* Task description *
Copy every line that contains the string "boesner" from the entries below.

-- Start --

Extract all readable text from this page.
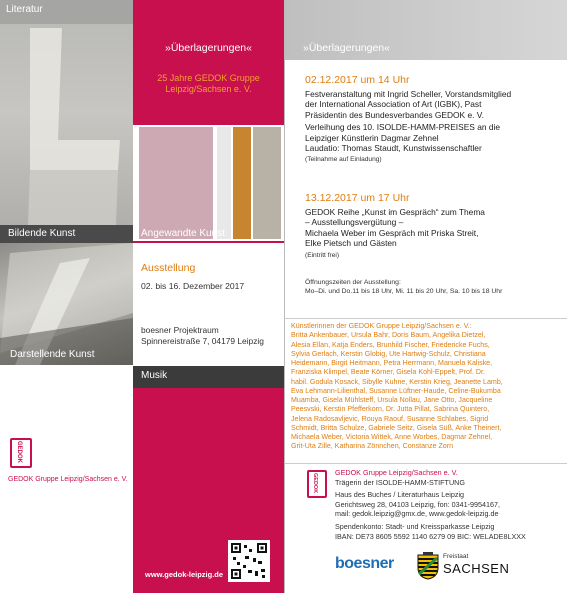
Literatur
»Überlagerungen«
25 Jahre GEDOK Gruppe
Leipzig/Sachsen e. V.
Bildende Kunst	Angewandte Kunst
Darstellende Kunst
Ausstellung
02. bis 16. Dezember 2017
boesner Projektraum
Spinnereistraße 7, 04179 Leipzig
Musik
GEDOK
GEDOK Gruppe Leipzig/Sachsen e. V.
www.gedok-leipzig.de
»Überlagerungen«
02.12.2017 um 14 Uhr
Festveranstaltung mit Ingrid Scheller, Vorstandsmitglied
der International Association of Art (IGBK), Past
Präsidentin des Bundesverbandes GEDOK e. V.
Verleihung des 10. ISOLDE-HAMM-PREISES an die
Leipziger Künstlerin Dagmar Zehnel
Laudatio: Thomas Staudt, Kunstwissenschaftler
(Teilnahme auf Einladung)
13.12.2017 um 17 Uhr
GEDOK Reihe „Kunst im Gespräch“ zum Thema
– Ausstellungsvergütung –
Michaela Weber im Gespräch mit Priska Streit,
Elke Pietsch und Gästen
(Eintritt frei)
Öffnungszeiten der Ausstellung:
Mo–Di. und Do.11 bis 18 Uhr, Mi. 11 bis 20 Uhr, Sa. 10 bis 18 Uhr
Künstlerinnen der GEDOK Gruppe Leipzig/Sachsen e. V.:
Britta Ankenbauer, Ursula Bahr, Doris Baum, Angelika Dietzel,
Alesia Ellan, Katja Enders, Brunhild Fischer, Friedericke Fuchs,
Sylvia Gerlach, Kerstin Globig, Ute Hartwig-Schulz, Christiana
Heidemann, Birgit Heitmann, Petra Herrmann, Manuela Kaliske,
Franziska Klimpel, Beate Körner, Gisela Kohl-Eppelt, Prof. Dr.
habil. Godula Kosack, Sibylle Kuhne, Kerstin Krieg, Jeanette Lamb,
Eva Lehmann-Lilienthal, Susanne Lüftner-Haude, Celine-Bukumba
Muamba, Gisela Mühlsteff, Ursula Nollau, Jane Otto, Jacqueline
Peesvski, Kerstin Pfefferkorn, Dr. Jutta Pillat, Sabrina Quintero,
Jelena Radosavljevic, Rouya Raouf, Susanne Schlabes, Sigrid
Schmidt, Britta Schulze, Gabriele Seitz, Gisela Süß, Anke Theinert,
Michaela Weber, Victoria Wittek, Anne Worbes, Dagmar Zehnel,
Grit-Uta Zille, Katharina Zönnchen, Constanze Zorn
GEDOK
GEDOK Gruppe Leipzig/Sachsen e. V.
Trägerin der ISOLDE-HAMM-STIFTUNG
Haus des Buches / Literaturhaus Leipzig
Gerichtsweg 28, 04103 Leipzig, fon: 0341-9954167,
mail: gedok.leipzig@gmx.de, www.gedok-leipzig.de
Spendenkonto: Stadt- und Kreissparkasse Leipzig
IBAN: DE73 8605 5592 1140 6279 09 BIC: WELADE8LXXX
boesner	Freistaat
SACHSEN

-- End --
-- Start --

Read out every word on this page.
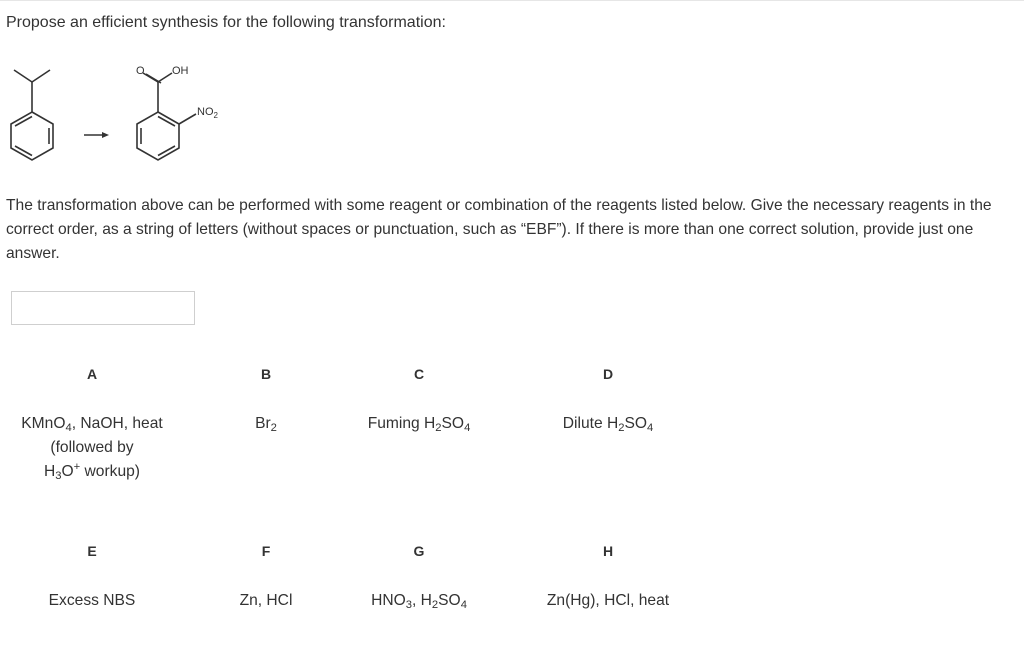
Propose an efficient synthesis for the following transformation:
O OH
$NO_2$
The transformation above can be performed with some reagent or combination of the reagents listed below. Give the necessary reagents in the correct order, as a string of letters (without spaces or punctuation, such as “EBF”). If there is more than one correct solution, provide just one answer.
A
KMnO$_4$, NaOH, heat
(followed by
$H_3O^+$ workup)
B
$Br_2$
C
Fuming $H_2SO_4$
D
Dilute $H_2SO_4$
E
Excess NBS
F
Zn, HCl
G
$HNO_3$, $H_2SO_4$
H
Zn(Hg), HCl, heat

-- End --

* Exercise result *
boesner Projektraum
boesner	Freistaat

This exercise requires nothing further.